--- WHAT TO DO ---
Reproduce the data exactly and drop any pictures it holds.

--- DATA SECTION ---
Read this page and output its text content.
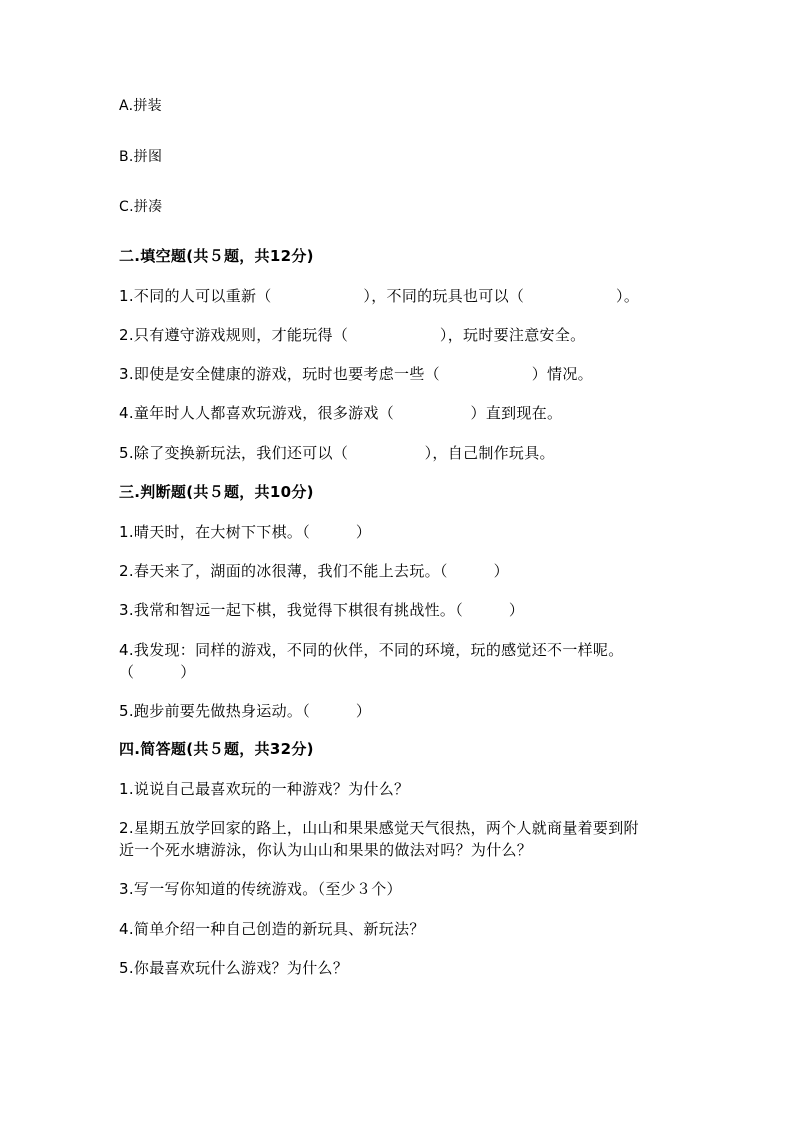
A.拼装
B.拼图
C.拼凑
二.填空题(共５题，共12分)
1.不同的人可以重新（　　　　　　），不同的玩具也可以（　　　　　　）。
2.只有遵守游戏规则，才能玩得（　　　　　　），玩时要注意安全。
3.即使是安全健康的游戏，玩时也要考虑一些（　　　　　　）情况。
4.童年时人人都喜欢玩游戏，很多游戏（　　　　　）直到现在。
5.除了变换新玩法，我们还可以（　　　　　），自己制作玩具。
三.判断题(共５题，共10分)
1.晴天时，在大树下下棋。（　　　）
2.春天来了，湖面的冰很薄，我们不能上去玩。（　　　）
3.我常和智远一起下棋，我觉得下棋很有挑战性。（　　　）
4.我发现：同样的游戏，不同的伙伴，不同的环境，玩的感觉还不一样呢。
（　　　）
5.跑步前要先做热身运动。（　　　）
四.简答题(共５题，共32分)
1.说说自己最喜欢玩的一种游戏？为什么？
2.星期五放学回家的路上，山山和果果感觉天气很热，两个人就商量着要到附
近一个死水塘游泳，你认为山山和果果的做法对吗？为什么？
3.写一写你知道的传统游戏。（至少３个）
4.简单介绍一种自己创造的新玩具、新玩法？
5.你最喜欢玩什么游戏？为什么？
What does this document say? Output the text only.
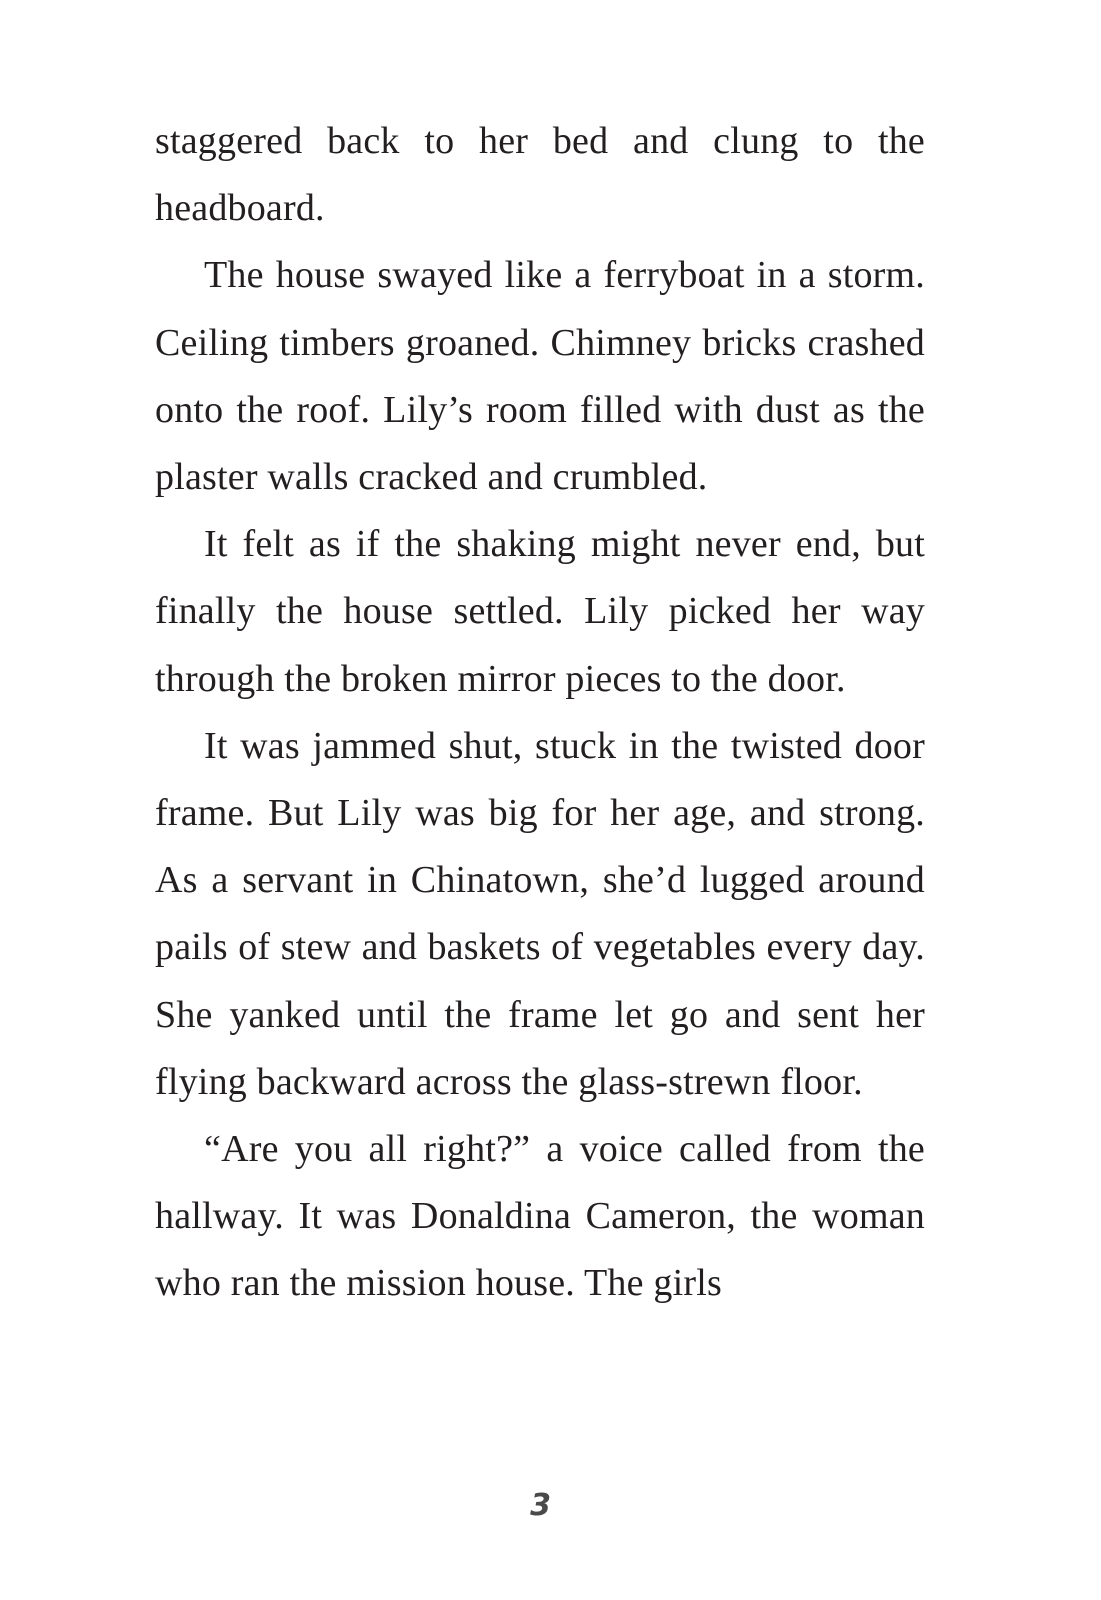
staggered back to her bed and clung to the headboard.

The house swayed like a ferryboat in a storm. Ceiling timbers groaned. Chimney bricks crashed onto the roof. Lily’s room filled with dust as the plaster walls cracked and crumbled.

It felt as if the shaking might never end, but finally the house settled. Lily picked her way through the broken mirror pieces to the door.

It was jammed shut, stuck in the twisted door frame. But Lily was big for her age, and strong. As a servant in Chinatown, she’d lugged around pails of stew and baskets of vegetables every day. She yanked until the frame let go and sent her flying backward across the glass-strewn floor.

“Are you all right?” a voice called from the hallway. It was Donaldina Cameron, the woman who ran the mission house. The girls

3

--- TASK RESULT ---
Read this page and output its text content.
A.拼装
B.拼图
C.拼凑
二.填空题(共５题，共12分)
1.不同的人可以重新（　　　　　　），不同的玩具也可以（　　　　　　）。
2.只有遵守游戏规则，才能玩得（　　　　　　），玩时要注意安全。
3.即使是安全健康的游戏，玩时也要考虑一些（　　　　　　）情况。
4.童年时人人都喜欢玩游戏，很多游戏（　　　　　）直到现在。
5.除了变换新玩法，我们还可以（　　　　　），自己制作玩具。
三.判断题(共５题，共10分)
1.晴天时，在大树下下棋。（　　　）
2.春天来了，湖面的冰很薄，我们不能上去玩。（　　　）
3.我常和智远一起下棋，我觉得下棋很有挑战性。（　　　）
4.我发现：同样的游戏，不同的伙伴，不同的环境，玩的感觉还不一样呢。
（　　　）
5.跑步前要先做热身运动。（　　　）
四.简答题(共５题，共32分)
1.说说自己最喜欢玩的一种游戏？为什么？
2.星期五放学回家的路上，山山和果果感觉天气很热，两个人就商量着要到附
近一个死水塘游泳，你认为山山和果果的做法对吗？为什么？
3.写一写你知道的传统游戏。（至少３个）
4.简单介绍一种自己创造的新玩具、新玩法？
5.你最喜欢玩什么游戏？为什么？
What does this document say? Output the text only.
staggered back to her bed and clung to the headboard.

The house swayed like a ferryboat in a storm. Ceiling timbers groaned. Chimney bricks crashed onto the roof. Lily’s room filled with dust as the plaster walls cracked and crumbled.

It felt as if the shaking might never end, but finally the house settled. Lily picked her way through the broken mirror pieces to the door.

It was jammed shut, stuck in the twisted door frame. But Lily was big for her age, and strong. As a servant in Chinatown, she’d lugged around pails of stew and baskets of vegetables every day. She yanked until the frame let go and sent her flying backward across the glass-strewn floor.

“Are you all right?” a voice called from the hallway. It was Donaldina Cameron, the woman who ran the mission house. The girls

3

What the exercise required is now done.